→ Material provided:
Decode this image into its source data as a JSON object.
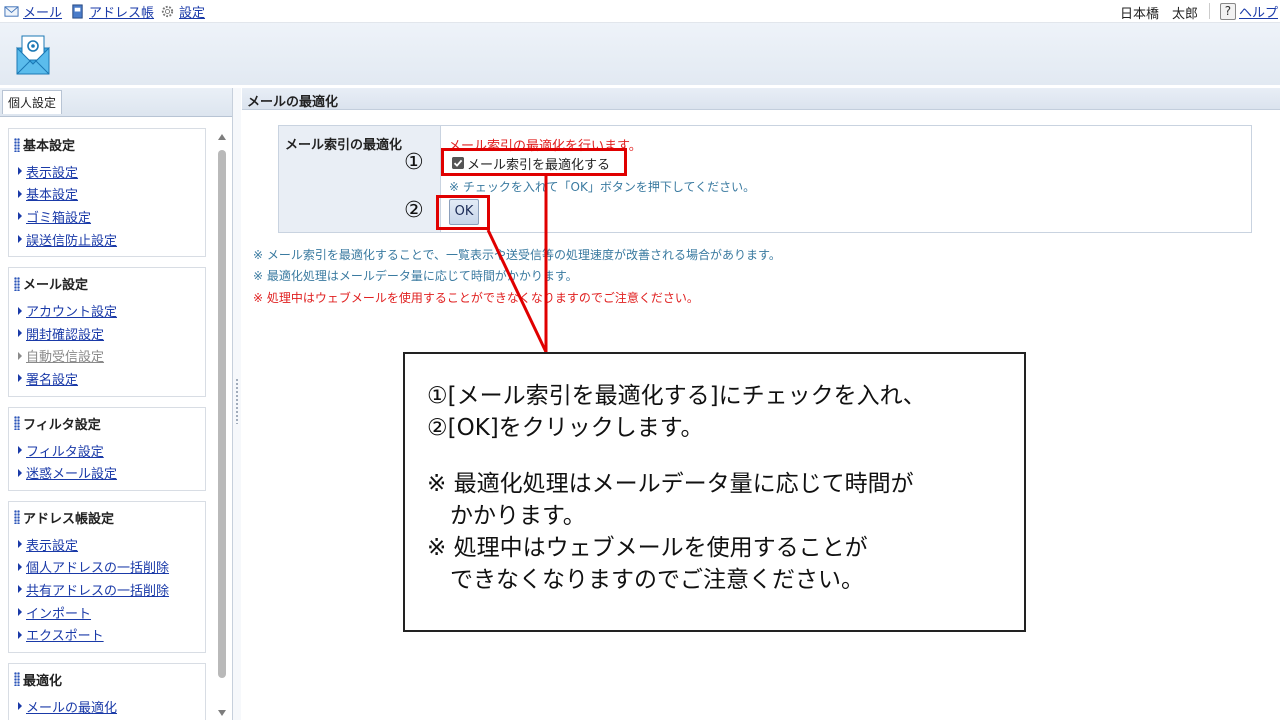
{
  "topbar": {
    "mail": "メール",
    "addressbook": "アドレス帳",
    "settings": "設定",
    "user": "日本橋　太郎",
    "help": "ヘルプ"
  },
  "left": {
    "tab": "個人設定",
    "groups": [
      {
        "title": "基本設定",
        "items": [
          "表示設定",
          "基本設定",
          "ゴミ箱設定",
          "誤送信防止設定"
        ]
      },
      {
        "title": "メール設定",
        "items": [
          "アカウント設定",
          "開封確認設定",
          "自動受信設定",
          "署名設定"
        ]
      },
      {
        "title": "フィルタ設定",
        "items": [
          "フィルタ設定",
          "迷惑メール設定"
        ]
      },
      {
        "title": "アドレス帳設定",
        "items": [
          "表示設定",
          "個人アドレスの一括削除",
          "共有アドレスの一括削除",
          "インポート",
          "エクスポート"
        ]
      },
      {
        "title": "最適化",
        "items": [
          "メールの最適化"
        ]
      }
    ]
  },
  "main": {
    "title": "メールの最適化",
    "form_label": "メール索引の最適化",
    "description": "メール索引の最適化を行います。",
    "checkbox_label": "メール索引を最適化する",
    "checkbox_checked": true,
    "check_note": "※ チェックを入れて「OK」ボタンを押下してください。",
    "ok_button": "OK",
    "notes": [
      "※ メール索引を最適化することで、一覧表示や送受信等の処理速度が改善される場合があります。",
      "※ 最適化処理はメールデータ量に応じて時間がかかります。",
      "※ 処理中はウェブメールを使用することができなくなりますのでご注意ください。"
    ]
  },
  "annotation": {
    "marker1": "①",
    "marker2": "②",
    "callout_lines": [
      "①[メール索引を最適化する]にチェックを入れ、",
      "②[OK]をクリックします。",
      "※ 最適化処理はメールデータ量に応じて時間が",
      "　かかります。",
      "※ 処理中はウェブメールを使用することが",
      "　できなくなりますのでご注意ください。"
    ]
  },
  "colors": {
    "link": "#1a3aa8",
    "highlight": "#e00000",
    "warning_text": "#e02020",
    "note_text": "#3a7aa0"
  }
}
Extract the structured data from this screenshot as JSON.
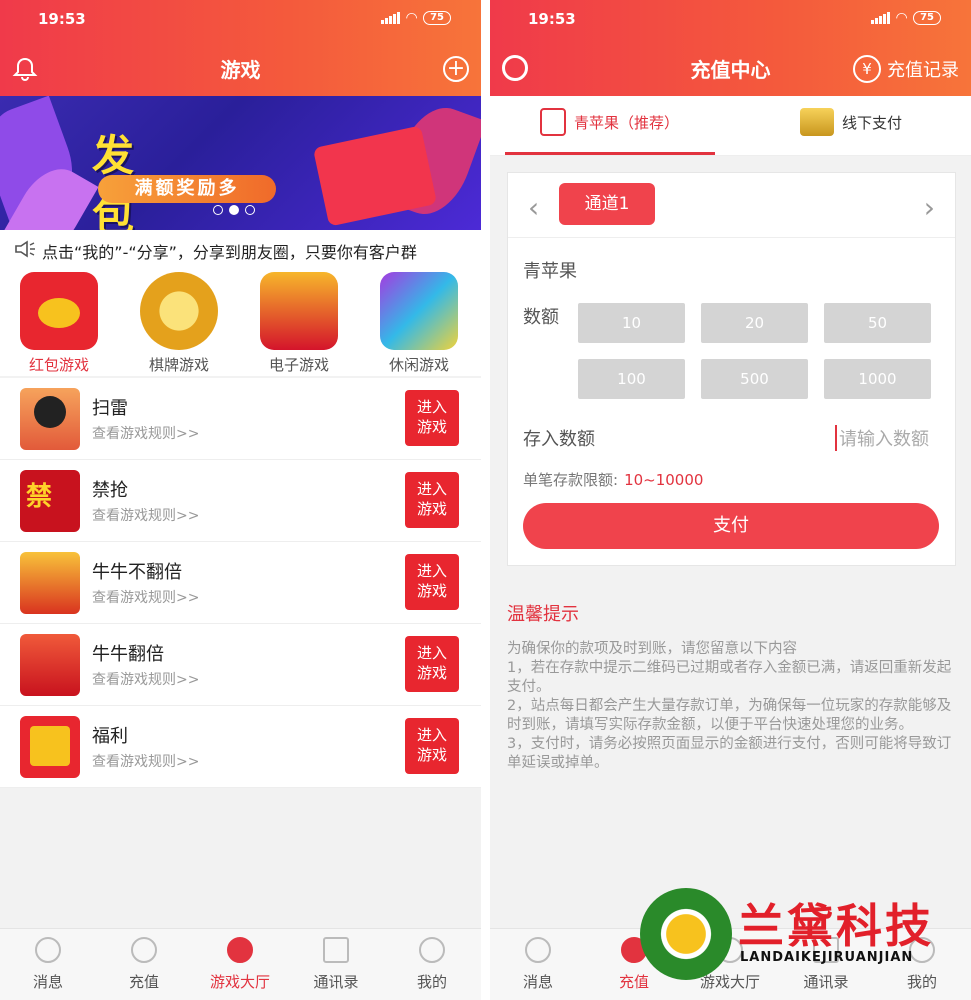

→ What the exercise asks:
Your copy should match the records word for word, with the pictures removed.

→ Result of this task:
Decode this image into its source data as a JSON object.
{
  "topbar": {
    "mail": "メール",
    "addressbook": "アドレス帳",
    "settings": "設定",
    "user": "日本橋　太郎",
    "help": "ヘルプ"
  },
  "left": {
    "tab": "個人設定",
    "groups": [
      {
        "title": "基本設定",
        "items": [
          "表示設定",
          "基本設定",
          "ゴミ箱設定",
          "誤送信防止設定"
        ]
      },
      {
        "title": "メール設定",
        "items": [
          "アカウント設定",
          "開封確認設定",
          "自動受信設定",
          "署名設定"
        ]
      },
      {
        "title": "フィルタ設定",
        "items": [
          "フィルタ設定",
          "迷惑メール設定"
        ]
      },
      {
        "title": "アドレス帳設定",
        "items": [
          "表示設定",
          "個人アドレスの一括削除",
          "共有アドレスの一括削除",
          "インポート",
          "エクスポート"
        ]
      },
      {
        "title": "最適化",
        "items": [
          "メールの最適化"
        ]
      }
    ]
  },
  "main": {
    "title": "メールの最適化",
    "form_label": "メール索引の最適化",
    "description": "メール索引の最適化を行います。",
    "checkbox_label": "メール索引を最適化する",
    "checkbox_checked": true,
    "check_note": "※ チェックを入れて「OK」ボタンを押下してください。",
    "ok_button": "OK",
    "notes": [
      "※ メール索引を最適化することで、一覧表示や送受信等の処理速度が改善される場合があります。",
      "※ 最適化処理はメールデータ量に応じて時間がかかります。",
      "※ 処理中はウェブメールを使用することができなくなりますのでご注意ください。"
    ]
  },
  "annotation": {
    "marker1": "①",
    "marker2": "②",
    "callout_lines": [
      "①[メール索引を最適化する]にチェックを入れ、",
      "②[OK]をクリックします。",
      "※ 最適化処理はメールデータ量に応じて時間が",
      "　かかります。",
      "※ 処理中はウェブメールを使用することが",
      "　できなくなりますのでご注意ください。"
    ]
  },
  "colors": {
    "link": "#1a3aa8",
    "highlight": "#e00000",
    "warning_text": "#e02020",
    "note_text": "#3a7aa0"
  }
}
Extract the structured data from this screenshot as JSON.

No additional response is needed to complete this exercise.